Transcribe all the entries word for word, omitting any pictures they contain.

START SUPPLIED DATA

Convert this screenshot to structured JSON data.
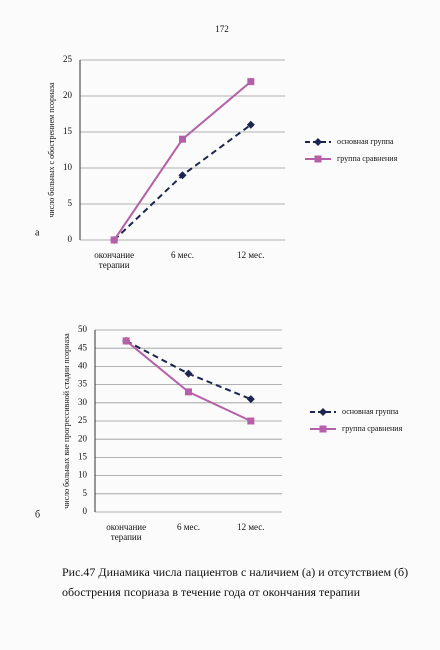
{
  "page_number": "172",
  "chart_data": [
    {
      "type": "line",
      "label": "а",
      "y_label": "число больных с обострением псориаза",
      "categories": [
        "окончание терапии",
        "6 мес.",
        "12 мес."
      ],
      "series": [
        {
          "name": "основная группа",
          "color": "#1c2550",
          "values": [
            0,
            9,
            16
          ]
        },
        {
          "name": "группа сравнения",
          "color": "#b560a8",
          "values": [
            0,
            14,
            22
          ]
        }
      ],
      "ylim": [
        0,
        25
      ],
      "yticks": [
        0,
        5,
        10,
        15,
        20,
        25
      ],
      "grid": true
    },
    {
      "type": "line",
      "label": "б",
      "y_label": "число больных вне прогрессивной стадии псориаза",
      "categories": [
        "окончание терапии",
        "6 мес.",
        "12 мес."
      ],
      "series": [
        {
          "name": "основная группа",
          "color": "#1c2550",
          "values": [
            47,
            38,
            31
          ]
        },
        {
          "name": "группа сравнения",
          "color": "#b560a8",
          "values": [
            47,
            33,
            25
          ]
        }
      ],
      "ylim": [
        0,
        50
      ],
      "yticks": [
        0,
        5,
        10,
        15,
        20,
        25,
        30,
        35,
        40,
        45,
        50
      ],
      "grid": true
    }
  ],
  "caption": "Рис.47 Динамика числа пациентов с наличием (а) и отсутствием (б) обострения псориаза в течение года от окончания терапии"
}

END SUPPLIED DATA

THE REPLY:
Convert this screenshot to structured JSON data.
{
  "page_number": "172",
  "chart_data": [
    {
      "type": "line",
      "label": "а",
      "y_label": "число больных с обострением псориаза",
      "categories": [
        "окончание терапии",
        "6 мес.",
        "12 мес."
      ],
      "series": [
        {
          "name": "основная группа",
          "color": "#1c2550",
          "values": [
            0,
            9,
            16
          ]
        },
        {
          "name": "группа сравнения",
          "color": "#b560a8",
          "values": [
            0,
            14,
            22
          ]
        }
      ],
      "ylim": [
        0,
        25
      ],
      "yticks": [
        0,
        5,
        10,
        15,
        20,
        25
      ],
      "grid": true
    },
    {
      "type": "line",
      "label": "б",
      "y_label": "число больных вне прогрессивной стадии псориаза",
      "categories": [
        "окончание терапии",
        "6 мес.",
        "12 мес."
      ],
      "series": [
        {
          "name": "основная группа",
          "color": "#1c2550",
          "values": [
            47,
            38,
            31
          ]
        },
        {
          "name": "группа сравнения",
          "color": "#b560a8",
          "values": [
            47,
            33,
            25
          ]
        }
      ],
      "ylim": [
        0,
        50
      ],
      "yticks": [
        0,
        5,
        10,
        15,
        20,
        25,
        30,
        35,
        40,
        45,
        50
      ],
      "grid": true
    }
  ],
  "caption": "Рис.47 Динамика числа пациентов с наличием (а) и отсутствием (б) обострения псориаза в течение года от окончания терапии"
}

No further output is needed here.